▸ **WHAT YOU SHOULD DO**:
Please put the listing, from its first line through the line containing "wire: SV1 pilot", into a Markdown table with the columns No. and Line, numbering each row and leaving out blank lines.

····················

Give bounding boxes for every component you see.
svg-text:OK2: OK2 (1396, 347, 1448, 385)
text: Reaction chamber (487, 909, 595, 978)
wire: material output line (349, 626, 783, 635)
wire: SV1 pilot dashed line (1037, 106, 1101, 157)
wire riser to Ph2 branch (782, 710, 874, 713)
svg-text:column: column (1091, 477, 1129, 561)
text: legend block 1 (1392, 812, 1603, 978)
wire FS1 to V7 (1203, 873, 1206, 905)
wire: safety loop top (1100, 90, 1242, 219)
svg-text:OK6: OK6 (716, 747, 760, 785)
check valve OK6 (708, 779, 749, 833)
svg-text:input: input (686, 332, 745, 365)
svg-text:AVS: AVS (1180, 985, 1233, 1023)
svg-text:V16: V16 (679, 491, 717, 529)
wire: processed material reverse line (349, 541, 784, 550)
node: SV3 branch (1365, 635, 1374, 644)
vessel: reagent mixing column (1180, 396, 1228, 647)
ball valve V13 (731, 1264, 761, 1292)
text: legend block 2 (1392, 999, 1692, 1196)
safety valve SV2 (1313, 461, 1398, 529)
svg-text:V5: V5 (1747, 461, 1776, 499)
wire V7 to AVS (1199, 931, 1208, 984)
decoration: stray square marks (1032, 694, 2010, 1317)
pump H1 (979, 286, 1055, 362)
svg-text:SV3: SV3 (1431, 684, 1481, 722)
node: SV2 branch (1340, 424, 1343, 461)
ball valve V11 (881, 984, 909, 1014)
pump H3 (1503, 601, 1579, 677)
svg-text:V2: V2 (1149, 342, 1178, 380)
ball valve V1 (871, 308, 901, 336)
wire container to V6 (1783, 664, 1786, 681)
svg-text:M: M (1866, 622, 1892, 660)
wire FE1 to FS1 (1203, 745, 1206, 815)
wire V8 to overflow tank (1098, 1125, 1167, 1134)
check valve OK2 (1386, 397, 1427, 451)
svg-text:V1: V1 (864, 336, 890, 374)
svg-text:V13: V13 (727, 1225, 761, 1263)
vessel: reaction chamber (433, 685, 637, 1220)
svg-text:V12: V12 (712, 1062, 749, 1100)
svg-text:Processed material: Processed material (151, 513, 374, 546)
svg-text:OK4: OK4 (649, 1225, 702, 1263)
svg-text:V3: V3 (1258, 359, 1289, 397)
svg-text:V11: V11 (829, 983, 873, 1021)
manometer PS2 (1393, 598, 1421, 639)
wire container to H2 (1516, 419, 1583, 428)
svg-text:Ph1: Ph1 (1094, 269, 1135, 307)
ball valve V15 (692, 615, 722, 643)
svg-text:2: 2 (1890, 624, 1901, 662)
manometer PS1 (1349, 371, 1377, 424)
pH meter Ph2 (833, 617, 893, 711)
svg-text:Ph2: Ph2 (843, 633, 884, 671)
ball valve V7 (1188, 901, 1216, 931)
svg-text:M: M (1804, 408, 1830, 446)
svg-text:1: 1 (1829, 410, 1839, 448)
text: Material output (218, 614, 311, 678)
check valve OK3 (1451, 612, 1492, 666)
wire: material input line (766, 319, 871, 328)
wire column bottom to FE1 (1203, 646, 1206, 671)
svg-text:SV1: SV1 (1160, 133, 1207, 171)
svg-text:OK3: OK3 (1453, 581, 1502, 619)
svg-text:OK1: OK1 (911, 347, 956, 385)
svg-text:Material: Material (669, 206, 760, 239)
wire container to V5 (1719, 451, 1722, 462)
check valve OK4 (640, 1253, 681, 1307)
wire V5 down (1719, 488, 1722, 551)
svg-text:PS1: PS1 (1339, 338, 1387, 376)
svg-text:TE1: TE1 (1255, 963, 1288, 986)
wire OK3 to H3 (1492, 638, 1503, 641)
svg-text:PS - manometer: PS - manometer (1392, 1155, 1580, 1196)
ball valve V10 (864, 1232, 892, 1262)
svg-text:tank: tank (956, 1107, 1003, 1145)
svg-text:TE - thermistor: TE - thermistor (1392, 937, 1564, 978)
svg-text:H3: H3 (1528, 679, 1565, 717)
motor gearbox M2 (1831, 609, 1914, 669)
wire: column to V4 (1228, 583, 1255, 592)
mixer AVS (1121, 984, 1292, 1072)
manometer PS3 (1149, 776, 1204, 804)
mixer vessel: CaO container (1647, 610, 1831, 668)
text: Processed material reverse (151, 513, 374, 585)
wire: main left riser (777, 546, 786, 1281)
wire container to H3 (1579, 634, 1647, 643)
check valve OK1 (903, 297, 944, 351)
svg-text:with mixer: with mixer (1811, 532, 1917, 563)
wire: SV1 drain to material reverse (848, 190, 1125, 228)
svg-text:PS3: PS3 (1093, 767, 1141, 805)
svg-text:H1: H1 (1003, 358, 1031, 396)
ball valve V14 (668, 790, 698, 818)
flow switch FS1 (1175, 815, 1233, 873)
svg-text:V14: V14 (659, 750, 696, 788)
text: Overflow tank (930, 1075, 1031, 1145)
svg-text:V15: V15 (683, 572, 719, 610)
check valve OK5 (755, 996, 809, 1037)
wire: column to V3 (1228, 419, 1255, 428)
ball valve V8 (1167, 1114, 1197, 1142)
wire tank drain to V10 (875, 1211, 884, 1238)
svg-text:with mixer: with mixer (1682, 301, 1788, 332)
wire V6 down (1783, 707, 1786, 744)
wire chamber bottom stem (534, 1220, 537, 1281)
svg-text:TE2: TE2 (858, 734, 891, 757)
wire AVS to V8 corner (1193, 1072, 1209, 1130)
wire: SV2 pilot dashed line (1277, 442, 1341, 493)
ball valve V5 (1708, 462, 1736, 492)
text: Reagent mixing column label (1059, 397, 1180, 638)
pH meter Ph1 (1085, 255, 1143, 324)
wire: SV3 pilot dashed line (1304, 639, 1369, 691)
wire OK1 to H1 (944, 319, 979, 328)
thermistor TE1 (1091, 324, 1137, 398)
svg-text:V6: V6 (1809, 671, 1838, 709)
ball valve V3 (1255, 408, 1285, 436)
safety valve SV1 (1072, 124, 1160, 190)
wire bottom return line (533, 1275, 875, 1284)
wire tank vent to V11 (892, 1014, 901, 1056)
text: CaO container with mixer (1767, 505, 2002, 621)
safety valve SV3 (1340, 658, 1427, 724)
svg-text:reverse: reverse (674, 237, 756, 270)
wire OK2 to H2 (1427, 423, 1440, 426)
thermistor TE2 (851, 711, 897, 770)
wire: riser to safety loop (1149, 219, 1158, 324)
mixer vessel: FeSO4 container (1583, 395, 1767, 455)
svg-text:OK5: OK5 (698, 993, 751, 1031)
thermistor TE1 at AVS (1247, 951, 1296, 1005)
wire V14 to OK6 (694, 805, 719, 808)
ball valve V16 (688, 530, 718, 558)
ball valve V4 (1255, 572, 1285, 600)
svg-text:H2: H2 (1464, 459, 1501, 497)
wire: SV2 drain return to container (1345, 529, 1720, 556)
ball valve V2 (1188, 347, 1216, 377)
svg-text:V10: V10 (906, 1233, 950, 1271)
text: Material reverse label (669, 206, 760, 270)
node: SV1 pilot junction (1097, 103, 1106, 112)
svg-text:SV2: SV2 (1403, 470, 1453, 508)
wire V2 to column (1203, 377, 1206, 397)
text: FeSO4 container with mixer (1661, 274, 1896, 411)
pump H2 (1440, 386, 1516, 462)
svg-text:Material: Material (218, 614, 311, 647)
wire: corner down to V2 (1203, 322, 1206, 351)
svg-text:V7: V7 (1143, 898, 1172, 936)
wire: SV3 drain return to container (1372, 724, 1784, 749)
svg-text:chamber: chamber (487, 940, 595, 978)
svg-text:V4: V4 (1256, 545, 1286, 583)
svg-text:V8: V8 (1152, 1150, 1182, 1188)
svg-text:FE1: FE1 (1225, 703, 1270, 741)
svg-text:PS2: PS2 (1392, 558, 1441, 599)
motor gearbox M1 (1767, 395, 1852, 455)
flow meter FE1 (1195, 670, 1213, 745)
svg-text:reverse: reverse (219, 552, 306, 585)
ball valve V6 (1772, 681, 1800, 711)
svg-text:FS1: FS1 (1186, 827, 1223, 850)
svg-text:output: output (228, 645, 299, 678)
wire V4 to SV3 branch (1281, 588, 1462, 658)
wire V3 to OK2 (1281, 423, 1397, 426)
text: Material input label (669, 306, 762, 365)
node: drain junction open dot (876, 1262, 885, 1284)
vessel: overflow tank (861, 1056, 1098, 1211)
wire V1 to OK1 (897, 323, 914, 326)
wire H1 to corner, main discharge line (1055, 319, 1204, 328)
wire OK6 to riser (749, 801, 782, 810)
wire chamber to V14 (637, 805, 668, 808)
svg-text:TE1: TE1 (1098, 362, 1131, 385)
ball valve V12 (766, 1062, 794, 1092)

····················

▸ **PROBLEM SOLUTION**:
| No. | Line |
|---|---|
| 1 | Give bounding boxes for every component you see. |
| 2 | svg-text:OK2: OK2 (1396, 347, 1448, 385) |
| 3 | text: Reaction chamber (487, 909, 595, 978) |
| 4 | wire: material output line (349, 626, 783, 635) |
| 5 | wire: SV1 pilot dashed line (1037, 106, 1101, 157) |